(Что сделать):
Перепишите весь приведённый ниже материал строка в строку, ничего не меняя. Картинки в ответ не включайте.

.....

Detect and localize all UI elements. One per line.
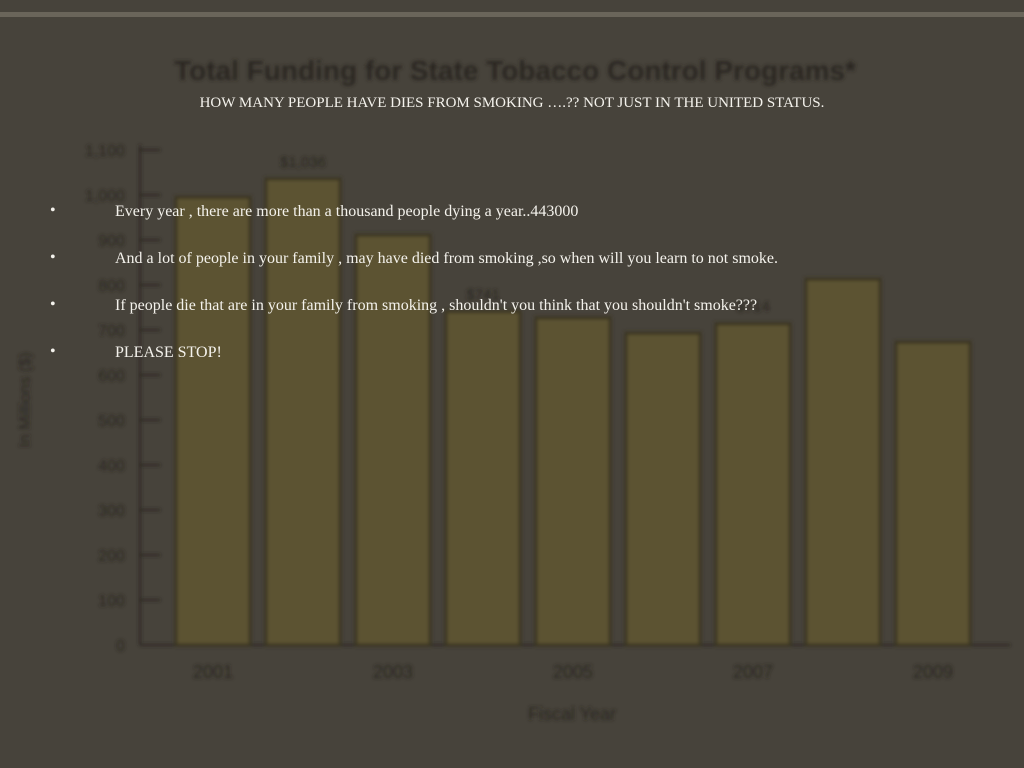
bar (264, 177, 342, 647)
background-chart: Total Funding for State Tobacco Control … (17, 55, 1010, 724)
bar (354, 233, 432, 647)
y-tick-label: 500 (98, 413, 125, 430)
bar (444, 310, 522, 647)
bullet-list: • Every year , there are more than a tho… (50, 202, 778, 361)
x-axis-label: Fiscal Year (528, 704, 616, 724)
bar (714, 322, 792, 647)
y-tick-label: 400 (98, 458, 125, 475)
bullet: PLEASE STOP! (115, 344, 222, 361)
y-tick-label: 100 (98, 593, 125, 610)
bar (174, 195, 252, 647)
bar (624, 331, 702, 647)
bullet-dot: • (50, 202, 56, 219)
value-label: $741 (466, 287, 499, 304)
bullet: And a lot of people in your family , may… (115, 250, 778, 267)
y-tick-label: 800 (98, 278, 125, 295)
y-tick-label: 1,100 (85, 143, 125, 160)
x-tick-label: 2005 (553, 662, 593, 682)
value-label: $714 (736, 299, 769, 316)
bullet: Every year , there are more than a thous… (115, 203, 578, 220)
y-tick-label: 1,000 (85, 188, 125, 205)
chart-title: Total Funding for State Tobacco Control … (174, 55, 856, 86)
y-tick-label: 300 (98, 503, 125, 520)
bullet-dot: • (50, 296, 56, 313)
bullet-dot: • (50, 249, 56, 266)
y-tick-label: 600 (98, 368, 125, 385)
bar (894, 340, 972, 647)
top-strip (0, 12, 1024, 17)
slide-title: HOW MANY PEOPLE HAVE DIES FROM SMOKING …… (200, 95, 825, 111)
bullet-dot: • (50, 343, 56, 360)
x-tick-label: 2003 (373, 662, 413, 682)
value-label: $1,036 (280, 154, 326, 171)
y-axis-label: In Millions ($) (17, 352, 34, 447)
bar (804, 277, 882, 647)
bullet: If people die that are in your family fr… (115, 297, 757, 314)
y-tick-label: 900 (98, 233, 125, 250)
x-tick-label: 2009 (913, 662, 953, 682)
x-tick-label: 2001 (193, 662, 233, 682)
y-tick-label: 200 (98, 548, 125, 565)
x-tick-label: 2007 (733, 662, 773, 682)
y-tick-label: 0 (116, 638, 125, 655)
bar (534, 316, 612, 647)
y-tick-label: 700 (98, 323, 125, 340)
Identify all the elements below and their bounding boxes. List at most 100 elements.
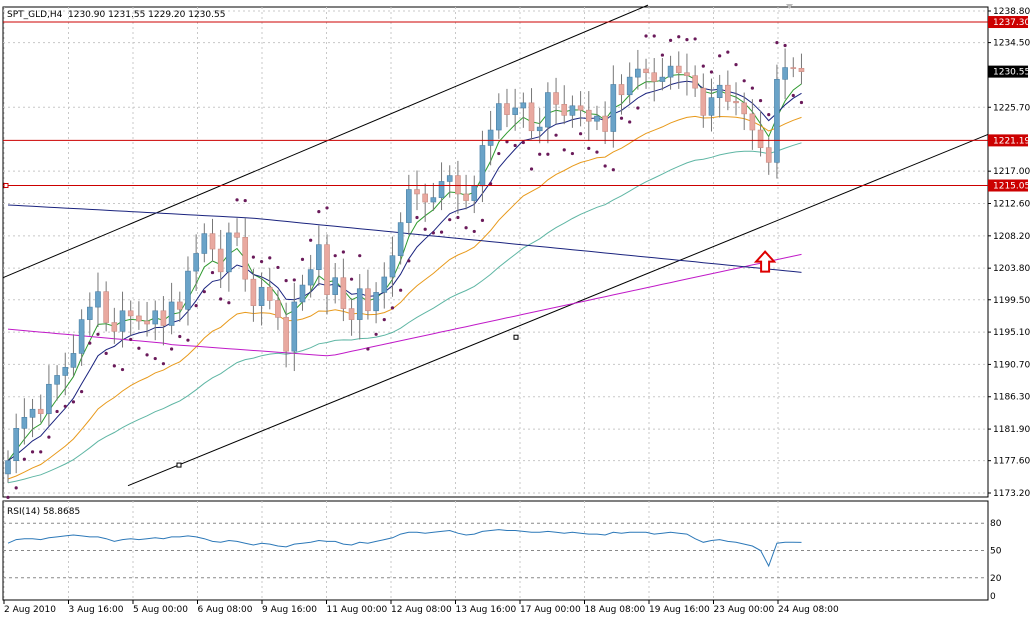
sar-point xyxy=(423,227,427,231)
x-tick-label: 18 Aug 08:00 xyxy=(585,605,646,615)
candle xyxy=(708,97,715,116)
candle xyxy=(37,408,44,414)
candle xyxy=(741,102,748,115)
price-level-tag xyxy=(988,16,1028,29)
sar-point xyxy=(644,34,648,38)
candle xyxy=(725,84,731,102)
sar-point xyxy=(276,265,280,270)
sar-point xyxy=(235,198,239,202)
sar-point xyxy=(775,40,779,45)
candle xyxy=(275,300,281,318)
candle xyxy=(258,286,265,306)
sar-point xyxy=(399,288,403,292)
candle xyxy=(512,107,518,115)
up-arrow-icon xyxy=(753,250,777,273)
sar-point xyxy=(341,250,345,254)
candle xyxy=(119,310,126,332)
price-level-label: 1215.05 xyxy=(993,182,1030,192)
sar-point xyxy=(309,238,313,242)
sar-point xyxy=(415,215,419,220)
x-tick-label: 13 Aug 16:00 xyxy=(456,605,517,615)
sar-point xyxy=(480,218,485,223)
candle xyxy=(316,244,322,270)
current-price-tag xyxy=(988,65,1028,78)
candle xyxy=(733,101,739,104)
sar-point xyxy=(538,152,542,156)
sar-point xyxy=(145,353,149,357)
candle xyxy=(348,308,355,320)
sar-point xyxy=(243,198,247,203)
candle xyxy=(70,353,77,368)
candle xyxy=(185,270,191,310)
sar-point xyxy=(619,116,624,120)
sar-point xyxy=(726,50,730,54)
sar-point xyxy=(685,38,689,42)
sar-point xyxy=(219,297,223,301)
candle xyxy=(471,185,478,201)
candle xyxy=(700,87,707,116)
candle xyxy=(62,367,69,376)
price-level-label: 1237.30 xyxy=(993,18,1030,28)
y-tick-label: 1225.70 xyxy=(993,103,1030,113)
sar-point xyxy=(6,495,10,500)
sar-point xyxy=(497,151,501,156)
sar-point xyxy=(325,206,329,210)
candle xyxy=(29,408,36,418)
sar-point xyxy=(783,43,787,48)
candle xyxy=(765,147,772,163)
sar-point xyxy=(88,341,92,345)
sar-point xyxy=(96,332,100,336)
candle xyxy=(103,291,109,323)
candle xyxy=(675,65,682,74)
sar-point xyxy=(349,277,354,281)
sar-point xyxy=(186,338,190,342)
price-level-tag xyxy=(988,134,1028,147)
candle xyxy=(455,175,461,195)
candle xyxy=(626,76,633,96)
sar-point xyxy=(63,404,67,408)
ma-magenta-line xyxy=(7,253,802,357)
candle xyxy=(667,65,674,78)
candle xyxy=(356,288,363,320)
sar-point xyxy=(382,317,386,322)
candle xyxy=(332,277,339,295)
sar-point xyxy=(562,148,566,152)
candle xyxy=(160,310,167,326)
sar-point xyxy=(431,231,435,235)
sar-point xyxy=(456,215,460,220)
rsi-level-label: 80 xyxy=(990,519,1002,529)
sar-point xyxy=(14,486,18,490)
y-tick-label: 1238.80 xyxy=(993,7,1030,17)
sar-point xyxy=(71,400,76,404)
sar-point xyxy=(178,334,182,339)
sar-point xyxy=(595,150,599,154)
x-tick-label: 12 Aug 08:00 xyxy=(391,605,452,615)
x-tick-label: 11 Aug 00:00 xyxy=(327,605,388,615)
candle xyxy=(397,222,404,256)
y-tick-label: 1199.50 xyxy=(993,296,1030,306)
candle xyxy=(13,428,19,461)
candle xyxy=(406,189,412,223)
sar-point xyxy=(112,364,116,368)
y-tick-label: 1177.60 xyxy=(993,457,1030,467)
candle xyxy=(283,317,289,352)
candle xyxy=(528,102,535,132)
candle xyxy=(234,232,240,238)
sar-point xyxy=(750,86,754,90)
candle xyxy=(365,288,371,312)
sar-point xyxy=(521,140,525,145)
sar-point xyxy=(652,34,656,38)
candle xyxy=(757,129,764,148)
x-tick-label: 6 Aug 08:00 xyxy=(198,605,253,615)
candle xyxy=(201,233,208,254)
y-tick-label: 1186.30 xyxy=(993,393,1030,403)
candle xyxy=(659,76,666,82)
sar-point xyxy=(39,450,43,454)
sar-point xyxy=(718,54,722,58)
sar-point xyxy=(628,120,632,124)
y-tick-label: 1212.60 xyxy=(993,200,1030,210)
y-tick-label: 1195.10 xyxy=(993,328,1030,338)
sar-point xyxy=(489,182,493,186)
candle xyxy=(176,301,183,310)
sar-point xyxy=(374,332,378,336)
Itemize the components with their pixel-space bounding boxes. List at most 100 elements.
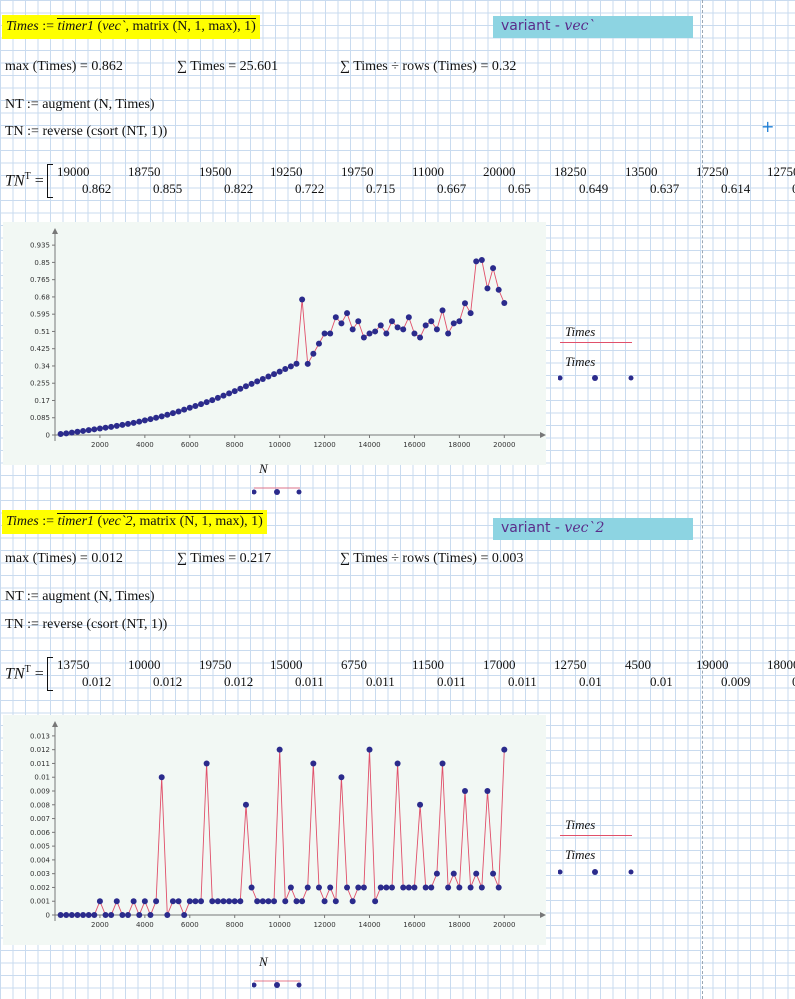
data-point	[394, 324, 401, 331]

.....

(Письменный ответ):
Detect and localize all UI elements. One per line.
bar (264, 177, 342, 647)
background-chart: Total Funding for State Tobacco Control … (17, 55, 1010, 724)
bar (354, 233, 432, 647)
y-tick-label: 500 (98, 413, 125, 430)
bar (444, 310, 522, 647)
bullet-list: • Every year , there are more than a tho… (50, 202, 778, 361)
x-axis-label: Fiscal Year (528, 704, 616, 724)
bar (714, 322, 792, 647)
y-tick-label: 400 (98, 458, 125, 475)
bullet: PLEASE STOP! (115, 344, 222, 361)
y-tick-label: 100 (98, 593, 125, 610)
bar (174, 195, 252, 647)
bar (624, 331, 702, 647)
bullet-dot: • (50, 202, 56, 219)
value-label: $741 (466, 287, 499, 304)
bullet: And a lot of people in your family , may… (115, 250, 778, 267)
y-tick-label: 800 (98, 278, 125, 295)
y-tick-label: 1,100 (85, 143, 125, 160)
x-tick-label: 2005 (553, 662, 593, 682)
value-label: $714 (736, 299, 769, 316)
bullet: Every year , there are more than a thous… (115, 203, 578, 220)
y-tick-label: 1,000 (85, 188, 125, 205)
chart-title: Total Funding for State Tobacco Control … (174, 55, 856, 86)
y-tick-label: 300 (98, 503, 125, 520)
bullet-dot: • (50, 296, 56, 313)
bullet-dot: • (50, 249, 56, 266)
y-tick-label: 600 (98, 368, 125, 385)
bar (894, 340, 972, 647)
top-strip (0, 12, 1024, 17)
slide-title: HOW MANY PEOPLE HAVE DIES FROM SMOKING …… (200, 95, 825, 111)
bullet-dot: • (50, 343, 56, 360)
x-tick-label: 2003 (373, 662, 413, 682)
value-label: $1,036 (280, 154, 326, 171)
y-axis-label: In Millions ($) (17, 352, 34, 447)
bar (804, 277, 882, 647)
bullet: If people die that are in your family fr… (115, 297, 757, 314)
y-tick-label: 900 (98, 233, 125, 250)
x-tick-label: 2009 (913, 662, 953, 682)
x-tick-label: 2001 (193, 662, 233, 682)
y-tick-label: 200 (98, 548, 125, 565)
x-tick-label: 2007 (733, 662, 773, 682)
y-tick-label: 0 (116, 638, 125, 655)
bar (534, 316, 612, 647)
y-tick-label: 700 (98, 323, 125, 340)
Identify all the elements below and their bounding boxes. List at most 100 elements.
sar-point xyxy=(423,227,427,231)
x-tick-label: 18 Aug 08:00 xyxy=(585,605,646,615)
candle xyxy=(708,97,715,116)
candle xyxy=(37,408,44,414)
candle xyxy=(741,102,748,115)
price-level-tag xyxy=(988,16,1028,29)
sar-point xyxy=(644,34,648,38)
candle xyxy=(725,84,731,102)
sar-point xyxy=(276,265,280,270)
sar-point xyxy=(235,198,239,202)
sar-point xyxy=(775,40,779,45)
candle xyxy=(275,300,281,318)
candle xyxy=(258,286,265,306)
sar-point xyxy=(399,288,403,292)
candle xyxy=(512,107,518,115)
up-arrow-icon xyxy=(753,250,777,273)
sar-point xyxy=(341,250,345,254)
candle xyxy=(119,310,126,332)
price-level-label: 1215.05 xyxy=(993,182,1030,192)
sar-point xyxy=(309,238,313,242)
sar-point xyxy=(415,215,419,220)
x-tick-label: 13 Aug 16:00 xyxy=(456,605,517,615)
sar-point xyxy=(480,218,485,223)
candle xyxy=(316,244,322,270)
current-price-tag xyxy=(988,65,1028,78)
candle xyxy=(733,101,739,104)
sar-point xyxy=(538,152,542,156)
sar-point xyxy=(145,353,149,357)
candle xyxy=(348,308,355,320)
sar-point xyxy=(243,198,247,203)
candle xyxy=(70,353,77,368)
candle xyxy=(185,270,191,310)
sar-point xyxy=(619,116,624,120)
sar-point xyxy=(726,50,730,54)
sar-point xyxy=(685,38,689,42)
sar-point xyxy=(219,297,223,301)
candle xyxy=(471,185,478,201)
candle xyxy=(700,87,707,116)
candle xyxy=(62,367,69,376)
price-level-label: 1237.30 xyxy=(993,18,1030,28)
y-tick-label: 1225.70 xyxy=(993,103,1030,113)
sar-point xyxy=(6,495,10,500)
sar-point xyxy=(497,151,501,156)
sar-point xyxy=(325,206,329,210)
candle xyxy=(29,408,36,418)
sar-point xyxy=(783,43,787,48)
candle xyxy=(765,147,772,163)
sar-point xyxy=(88,341,92,345)
sar-point xyxy=(96,332,100,336)
candle xyxy=(103,291,109,323)
candle xyxy=(675,65,682,74)
sar-point xyxy=(349,277,354,281)
sar-point xyxy=(186,338,190,342)
price-level-tag xyxy=(988,134,1028,147)
candle xyxy=(455,175,461,195)
candle xyxy=(626,76,633,96)
sar-point xyxy=(63,404,67,408)
ma-magenta-line xyxy=(7,253,802,357)
candle xyxy=(667,65,674,78)
candle xyxy=(356,288,363,320)
sar-point xyxy=(382,317,386,322)
candle xyxy=(332,277,339,295)
sar-point xyxy=(562,148,566,152)
candle xyxy=(160,310,167,326)
sar-point xyxy=(431,231,435,235)
sar-point xyxy=(456,215,460,220)
rsi-level-label: 80 xyxy=(990,519,1002,529)
sar-point xyxy=(14,486,18,490)
y-tick-label: 1238.80 xyxy=(993,7,1030,17)
sar-point xyxy=(71,400,76,404)
sar-point xyxy=(178,334,182,339)
sar-point xyxy=(595,150,599,154)
x-tick-label: 12 Aug 08:00 xyxy=(391,605,452,615)
x-tick-label: 11 Aug 00:00 xyxy=(327,605,388,615)
candle xyxy=(397,222,404,256)
y-tick-label: 1199.50 xyxy=(993,296,1030,306)
candle xyxy=(13,428,19,461)
candle xyxy=(406,189,412,223)
sar-point xyxy=(112,364,116,368)
y-tick-label: 1177.60 xyxy=(993,457,1030,467)
candle xyxy=(283,317,289,352)
candle xyxy=(528,102,535,132)
candle xyxy=(234,232,240,238)
sar-point xyxy=(750,86,754,90)
candle xyxy=(365,288,371,312)
sar-point xyxy=(521,140,525,145)
sar-point xyxy=(652,34,656,38)
candle xyxy=(757,129,764,148)
x-tick-label: 6 Aug 08:00 xyxy=(198,605,253,615)
candle xyxy=(201,233,208,254)
y-tick-label: 1186.30 xyxy=(993,393,1030,403)
candle xyxy=(659,76,666,82)
sar-point xyxy=(39,450,43,454)
sar-point xyxy=(718,54,722,58)
sar-point xyxy=(628,120,632,124)
y-tick-label: 1212.60 xyxy=(993,200,1030,210)
y-tick-label: 1195.10 xyxy=(993,328,1030,338)
sar-point xyxy=(489,182,493,186)
candle xyxy=(176,301,183,310)
sar-point xyxy=(374,332,378,336)
Itemize the components with their pixel-space bounding boxes. List at most 100 elements.
data-point	[394, 324, 401, 331]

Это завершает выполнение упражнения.